··· Dataset rows

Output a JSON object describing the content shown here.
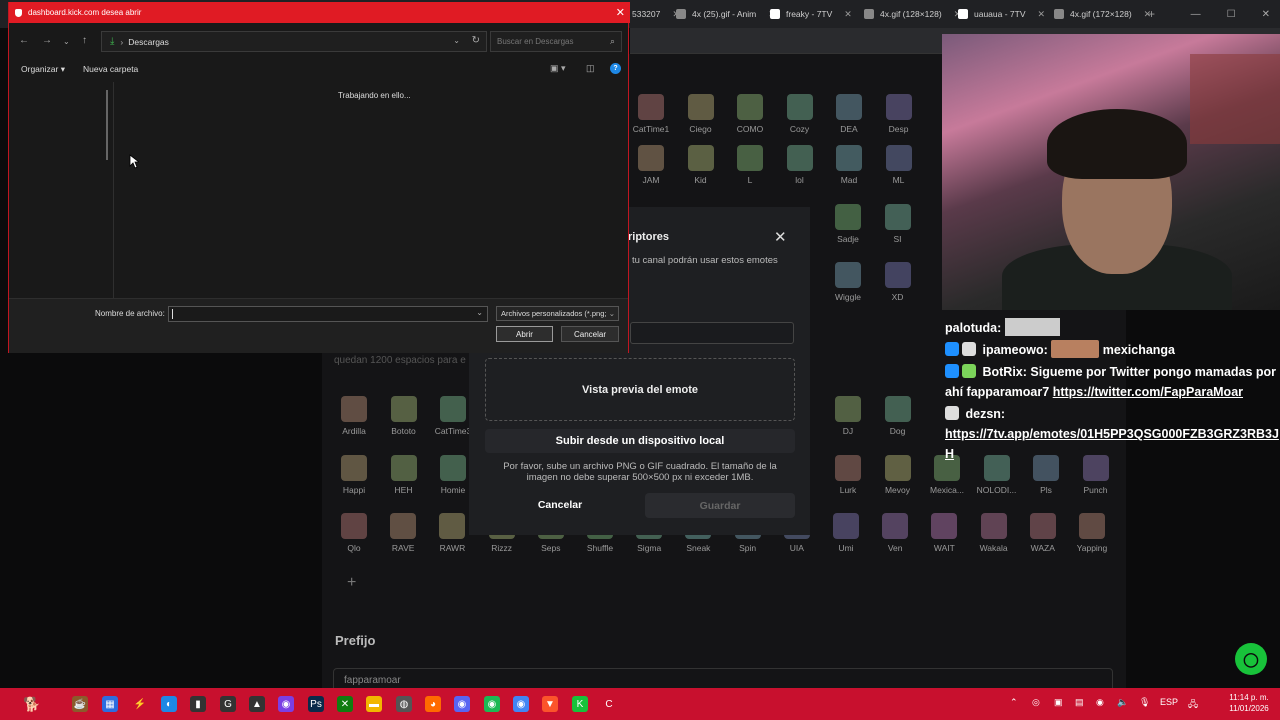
{
  "browser": {
    "tabs": [
      {
        "label": "533207",
        "x": "partial"
      },
      {
        "label": "4x (25).gif - Anim"
      },
      {
        "label": "freaky - 7TV"
      },
      {
        "label": "4x.gif (128×128)"
      },
      {
        "label": "uauaua - 7TV"
      },
      {
        "label": "4x.gif (172×128)"
      }
    ],
    "new_tab": "+"
  },
  "file_dialog": {
    "title": "dashboard.kick.com desea abrir",
    "path": "Descargas",
    "search_placeholder": "Buscar en Descargas",
    "organize": "Organizar",
    "new_folder": "Nueva carpeta",
    "status": "Trabajando en ello...",
    "filename_label": "Nombre de archivo:",
    "filename_value": "",
    "filter": "Archivos personalizados (*.png;",
    "open": "Abrir",
    "cancel": "Cancelar",
    "help": "?"
  },
  "dashboard": {
    "emote_rows": [
      [
        "CatTime1",
        "Ciego",
        "COMO",
        "Cozy",
        "DEA",
        "Desp"
      ],
      [
        "JAM",
        "Kid",
        "L",
        "lol",
        "Mad",
        "ML"
      ],
      [
        "Sadje",
        "SI",
        "Wiggle",
        "XD"
      ]
    ],
    "emotes_row_a": [
      "Ardilla",
      "Bototo",
      "CatTime3"
    ],
    "emotes_row_a_right": [
      "DJ",
      "Dog"
    ],
    "emotes_row_b": [
      "Happi",
      "HEH",
      "Homie"
    ],
    "emotes_row_b_right": [
      "Lurk",
      "Mevoy",
      "Mexica...",
      "NOLODI...",
      "Pls",
      "Punch"
    ],
    "emotes_row_c": [
      "Qlo",
      "RAVE",
      "RAWR",
      "Rizzz",
      "Seps",
      "Shuffle",
      "Sigma",
      "Sneak",
      "Spin",
      "UIA",
      "Umi",
      "Ven",
      "WAIT",
      "Wakala",
      "WAZA",
      "Yapping"
    ],
    "slots_text": "quedan 1200 espacios para e",
    "prefix_title": "Prefijo",
    "prefix_value": "fapparamoar"
  },
  "modal": {
    "title": "riptores",
    "subtitle": "tu canal podrán usar estos emotes",
    "preview": "Vista previa del emote",
    "upload": "Subir desde un dispositivo local",
    "hint": "Por favor, sube un archivo PNG o GIF cuadrado. El tamaño de la imagen no debe superar 500×500 px ni exceder 1MB.",
    "cancel": "Cancelar",
    "save": "Guardar"
  },
  "chat": [
    {
      "user": "palotuda:",
      "text": ""
    },
    {
      "user": "ipameowo:",
      "text": "mexichanga"
    },
    {
      "user": "BotRix:",
      "text": "Sigueme por Twitter pongo mamadas por ahí fapparamoar7",
      "link": "https://twitter.com/FapParaMoar"
    },
    {
      "user": "dezsn:",
      "text": "",
      "link": "https://7tv.app/emotes/01H5PP3QSG000FZB3GRZ3RB3JH"
    }
  ],
  "taskbar": {
    "lang": "ESP",
    "time": "11:14 p. m.",
    "date": "11/01/2026"
  },
  "colors": {
    "taskbar": "#c8102e",
    "dialog_title": "#e01b24",
    "kick_green": "#18c23a"
  }
}
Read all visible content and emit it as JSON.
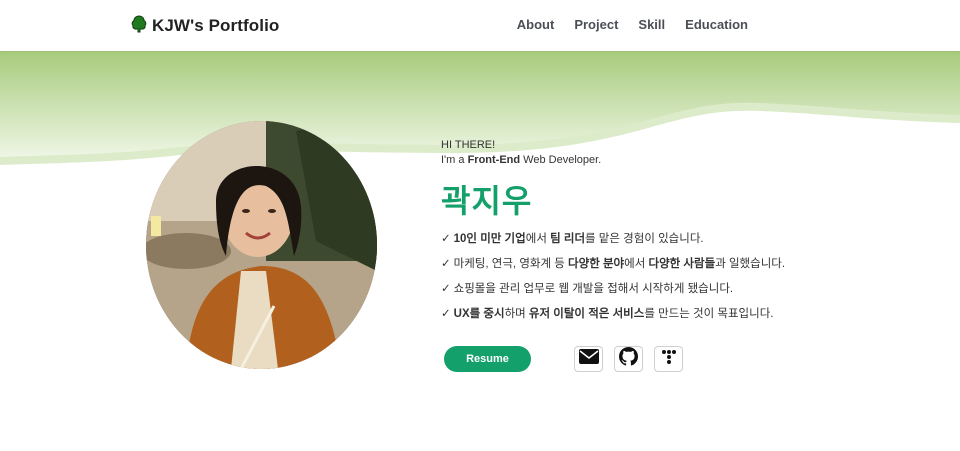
{
  "header": {
    "logo_text": "KJW's Portfolio",
    "nav": [
      {
        "label": "About"
      },
      {
        "label": "Project"
      },
      {
        "label": "Skill"
      },
      {
        "label": "Education"
      }
    ]
  },
  "hero": {
    "greeting": "HI THERE!",
    "role_prefix": "I'm a ",
    "role_highlight": "Front-End",
    "role_suffix": " Web Developer.",
    "name": "곽지우",
    "check_mark": "✓",
    "bullets": [
      {
        "parts": [
          {
            "t": "10인 미만 기업",
            "b": true
          },
          {
            "t": "에서 ",
            "b": false
          },
          {
            "t": "팀 리더",
            "b": true
          },
          {
            "t": "를 맡은 경험이 있습니다.",
            "b": false
          }
        ]
      },
      {
        "parts": [
          {
            "t": "마케팅, 연극, 영화계 등 ",
            "b": false
          },
          {
            "t": "다양한 분야",
            "b": true
          },
          {
            "t": "에서 ",
            "b": false
          },
          {
            "t": "다양한 사람들",
            "b": true
          },
          {
            "t": "과 일했습니다.",
            "b": false
          }
        ]
      },
      {
        "parts": [
          {
            "t": "쇼핑몰을 관리 업무로 웹 개발을 접해서 시작하게 됐습니다.",
            "b": false
          }
        ]
      },
      {
        "parts": [
          {
            "t": "UX를 중시",
            "b": true
          },
          {
            "t": "하며 ",
            "b": false
          },
          {
            "t": "유저 이탈이 적은 서비스",
            "b": true
          },
          {
            "t": "를 만드는 것이 목표입니다.",
            "b": false
          }
        ]
      }
    ],
    "resume_label": "Resume",
    "social": [
      "mail-icon",
      "github-icon",
      "tistory-icon"
    ]
  },
  "colors": {
    "accent": "#14a06b",
    "wave_top": "#a9cc7f",
    "wave_bottom": "#e8f2dc"
  }
}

······

Your task
Pictures in the records should not appear in your copy, but everything else must be transcribed exactly.

Response to this exercise
Output a JSON object describing the content shown here.
{
  "browser": {
    "tabs": [
      {
        "label": "533207",
        "x": "partial"
      },
      {
        "label": "4x (25).gif - Anim"
      },
      {
        "label": "freaky - 7TV"
      },
      {
        "label": "4x.gif (128×128)"
      },
      {
        "label": "uauaua - 7TV"
      },
      {
        "label": "4x.gif (172×128)"
      }
    ],
    "new_tab": "+"
  },
  "file_dialog": {
    "title": "dashboard.kick.com desea abrir",
    "path": "Descargas",
    "search_placeholder": "Buscar en Descargas",
    "organize": "Organizar",
    "new_folder": "Nueva carpeta",
    "status": "Trabajando en ello...",
    "filename_label": "Nombre de archivo:",
    "filename_value": "",
    "filter": "Archivos personalizados (*.png;",
    "open": "Abrir",
    "cancel": "Cancelar",
    "help": "?"
  },
  "dashboard": {
    "emote_rows": [
      [
        "CatTime1",
        "Ciego",
        "COMO",
        "Cozy",
        "DEA",
        "Desp"
      ],
      [
        "JAM",
        "Kid",
        "L",
        "lol",
        "Mad",
        "ML"
      ],
      [
        "Sadje",
        "SI",
        "Wiggle",
        "XD"
      ]
    ],
    "emotes_row_a": [
      "Ardilla",
      "Bototo",
      "CatTime3"
    ],
    "emotes_row_a_right": [
      "DJ",
      "Dog"
    ],
    "emotes_row_b": [
      "Happi",
      "HEH",
      "Homie"
    ],
    "emotes_row_b_right": [
      "Lurk",
      "Mevoy",
      "Mexica...",
      "NOLODI...",
      "Pls",
      "Punch"
    ],
    "emotes_row_c": [
      "Qlo",
      "RAVE",
      "RAWR",
      "Rizzz",
      "Seps",
      "Shuffle",
      "Sigma",
      "Sneak",
      "Spin",
      "UIA",
      "Umi",
      "Ven",
      "WAIT",
      "Wakala",
      "WAZA",
      "Yapping"
    ],
    "slots_text": "quedan 1200 espacios para e",
    "prefix_title": "Prefijo",
    "prefix_value": "fapparamoar"
  },
  "modal": {
    "title": "riptores",
    "subtitle": "tu canal podrán usar estos emotes",
    "preview": "Vista previa del emote",
    "upload": "Subir desde un dispositivo local",
    "hint": "Por favor, sube un archivo PNG o GIF cuadrado. El tamaño de la imagen no debe superar 500×500 px ni exceder 1MB.",
    "cancel": "Cancelar",
    "save": "Guardar"
  },
  "chat": [
    {
      "user": "palotuda:",
      "text": ""
    },
    {
      "user": "ipameowo:",
      "text": "mexichanga"
    },
    {
      "user": "BotRix:",
      "text": "Sigueme por Twitter pongo mamadas por ahí fapparamoar7",
      "link": "https://twitter.com/FapParaMoar"
    },
    {
      "user": "dezsn:",
      "text": "",
      "link": "https://7tv.app/emotes/01H5PP3QSG000FZB3GRZ3RB3JH"
    }
  ],
  "taskbar": {
    "lang": "ESP",
    "time": "11:14 p. m.",
    "date": "11/01/2026"
  },
  "colors": {
    "taskbar": "#c8102e",
    "dialog_title": "#e01b24",
    "kick_green": "#18c23a"
  }
}
Read all visible content and emit it as JSON.
{
  "header": {
    "logo_text": "KJW's Portfolio",
    "nav": [
      {
        "label": "About"
      },
      {
        "label": "Project"
      },
      {
        "label": "Skill"
      },
      {
        "label": "Education"
      }
    ]
  },
  "hero": {
    "greeting": "HI THERE!",
    "role_prefix": "I'm a ",
    "role_highlight": "Front-End",
    "role_suffix": " Web Developer.",
    "name": "곽지우",
    "check_mark": "✓",
    "bullets": [
      {
        "parts": [
          {
            "t": "10인 미만 기업",
            "b": true
          },
          {
            "t": "에서 ",
            "b": false
          },
          {
            "t": "팀 리더",
            "b": true
          },
          {
            "t": "를 맡은 경험이 있습니다.",
            "b": false
          }
        ]
      },
      {
        "parts": [
          {
            "t": "마케팅, 연극, 영화계 등 ",
            "b": false
          },
          {
            "t": "다양한 분야",
            "b": true
          },
          {
            "t": "에서 ",
            "b": false
          },
          {
            "t": "다양한 사람들",
            "b": true
          },
          {
            "t": "과 일했습니다.",
            "b": false
          }
        ]
      },
      {
        "parts": [
          {
            "t": "쇼핑몰을 관리 업무로 웹 개발을 접해서 시작하게 됐습니다.",
            "b": false
          }
        ]
      },
      {
        "parts": [
          {
            "t": "UX를 중시",
            "b": true
          },
          {
            "t": "하며 ",
            "b": false
          },
          {
            "t": "유저 이탈이 적은 서비스",
            "b": true
          },
          {
            "t": "를 만드는 것이 목표입니다.",
            "b": false
          }
        ]
      }
    ],
    "resume_label": "Resume",
    "social": [
      "mail-icon",
      "github-icon",
      "tistory-icon"
    ]
  },
  "colors": {
    "accent": "#14a06b",
    "wave_top": "#a9cc7f",
    "wave_bottom": "#e8f2dc"
  }
}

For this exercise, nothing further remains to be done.